▶ **Stated task**
Please give the listing again in its entirety, exactly as written.

====

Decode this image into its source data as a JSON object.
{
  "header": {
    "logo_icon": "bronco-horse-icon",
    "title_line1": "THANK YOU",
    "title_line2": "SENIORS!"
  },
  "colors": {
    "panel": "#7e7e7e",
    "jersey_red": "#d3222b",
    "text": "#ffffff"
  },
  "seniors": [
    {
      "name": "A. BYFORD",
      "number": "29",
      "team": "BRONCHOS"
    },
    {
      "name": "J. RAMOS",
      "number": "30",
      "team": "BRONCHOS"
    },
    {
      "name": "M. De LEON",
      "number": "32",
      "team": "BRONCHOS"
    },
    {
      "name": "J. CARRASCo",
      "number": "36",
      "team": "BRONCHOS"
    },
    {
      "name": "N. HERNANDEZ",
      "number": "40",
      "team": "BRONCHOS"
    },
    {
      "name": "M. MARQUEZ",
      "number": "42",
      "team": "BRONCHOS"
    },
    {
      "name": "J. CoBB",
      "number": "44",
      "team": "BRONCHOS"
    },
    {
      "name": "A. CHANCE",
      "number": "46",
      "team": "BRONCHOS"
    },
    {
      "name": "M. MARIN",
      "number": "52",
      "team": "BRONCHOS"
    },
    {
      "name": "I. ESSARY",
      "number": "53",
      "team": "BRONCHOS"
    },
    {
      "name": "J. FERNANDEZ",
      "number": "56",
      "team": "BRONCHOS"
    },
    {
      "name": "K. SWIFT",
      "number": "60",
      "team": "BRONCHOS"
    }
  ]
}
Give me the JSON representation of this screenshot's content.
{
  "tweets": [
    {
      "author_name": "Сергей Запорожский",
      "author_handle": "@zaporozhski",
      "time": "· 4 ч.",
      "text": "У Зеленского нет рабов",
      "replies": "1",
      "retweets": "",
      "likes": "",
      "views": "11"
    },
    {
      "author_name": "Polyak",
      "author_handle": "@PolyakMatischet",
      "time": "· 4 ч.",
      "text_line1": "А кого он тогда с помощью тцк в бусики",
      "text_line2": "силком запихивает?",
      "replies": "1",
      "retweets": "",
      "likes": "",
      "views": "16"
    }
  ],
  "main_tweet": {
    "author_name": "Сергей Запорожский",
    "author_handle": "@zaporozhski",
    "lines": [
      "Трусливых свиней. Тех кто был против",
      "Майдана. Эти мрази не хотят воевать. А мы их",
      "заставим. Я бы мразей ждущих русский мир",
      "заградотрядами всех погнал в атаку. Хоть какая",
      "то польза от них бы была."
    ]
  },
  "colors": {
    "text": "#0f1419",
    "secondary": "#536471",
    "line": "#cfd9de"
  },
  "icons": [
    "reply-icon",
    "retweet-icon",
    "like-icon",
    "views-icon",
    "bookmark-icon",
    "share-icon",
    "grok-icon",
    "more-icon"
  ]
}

====

▶ **Finished exercise**
Decode this image into its source data as a JSON object.
{
  "header": {
    "logo_icon": "bronco-horse-icon",
    "title_line1": "THANK YOU",
    "title_line2": "SENIORS!"
  },
  "colors": {
    "panel": "#7e7e7e",
    "jersey_red": "#d3222b",
    "text": "#ffffff"
  },
  "seniors": [
    {
      "name": "A. BYFORD",
      "number": "29",
      "team": "BRONCHOS"
    },
    {
      "name": "J. RAMOS",
      "number": "30",
      "team": "BRONCHOS"
    },
    {
      "name": "M. De LEON",
      "number": "32",
      "team": "BRONCHOS"
    },
    {
      "name": "J. CARRASCo",
      "number": "36",
      "team": "BRONCHOS"
    },
    {
      "name": "N. HERNANDEZ",
      "number": "40",
      "team": "BRONCHOS"
    },
    {
      "name": "M. MARQUEZ",
      "number": "42",
      "team": "BRONCHOS"
    },
    {
      "name": "J. CoBB",
      "number": "44",
      "team": "BRONCHOS"
    },
    {
      "name": "A. CHANCE",
      "number": "46",
      "team": "BRONCHOS"
    },
    {
      "name": "M. MARIN",
      "number": "52",
      "team": "BRONCHOS"
    },
    {
      "name": "I. ESSARY",
      "number": "53",
      "team": "BRONCHOS"
    },
    {
      "name": "J. FERNANDEZ",
      "number": "56",
      "team": "BRONCHOS"
    },
    {
      "name": "K. SWIFT",
      "number": "60",
      "team": "BRONCHOS"
    }
  ]
}
Give me the JSON representation of this screenshot's content.
{
  "tweets": [
    {
      "author_name": "Сергей Запорожский",
      "author_handle": "@zaporozhski",
      "time": "· 4 ч.",
      "text": "У Зеленского нет рабов",
      "replies": "1",
      "retweets": "",
      "likes": "",
      "views": "11"
    },
    {
      "author_name": "Polyak",
      "author_handle": "@PolyakMatischet",
      "time": "· 4 ч.",
      "text_line1": "А кого он тогда с помощью тцк в бусики",
      "text_line2": "силком запихивает?",
      "replies": "1",
      "retweets": "",
      "likes": "",
      "views": "16"
    }
  ],
  "main_tweet": {
    "author_name": "Сергей Запорожский",
    "author_handle": "@zaporozhski",
    "lines": [
      "Трусливых свиней. Тех кто был против",
      "Майдана. Эти мрази не хотят воевать. А мы их",
      "заставим. Я бы мразей ждущих русский мир",
      "заградотрядами всех погнал в атаку. Хоть какая",
      "то польза от них бы была."
    ]
  },
  "colors": {
    "text": "#0f1419",
    "secondary": "#536471",
    "line": "#cfd9de"
  },
  "icons": [
    "reply-icon",
    "retweet-icon",
    "like-icon",
    "views-icon",
    "bookmark-icon",
    "share-icon",
    "grok-icon",
    "more-icon"
  ]
}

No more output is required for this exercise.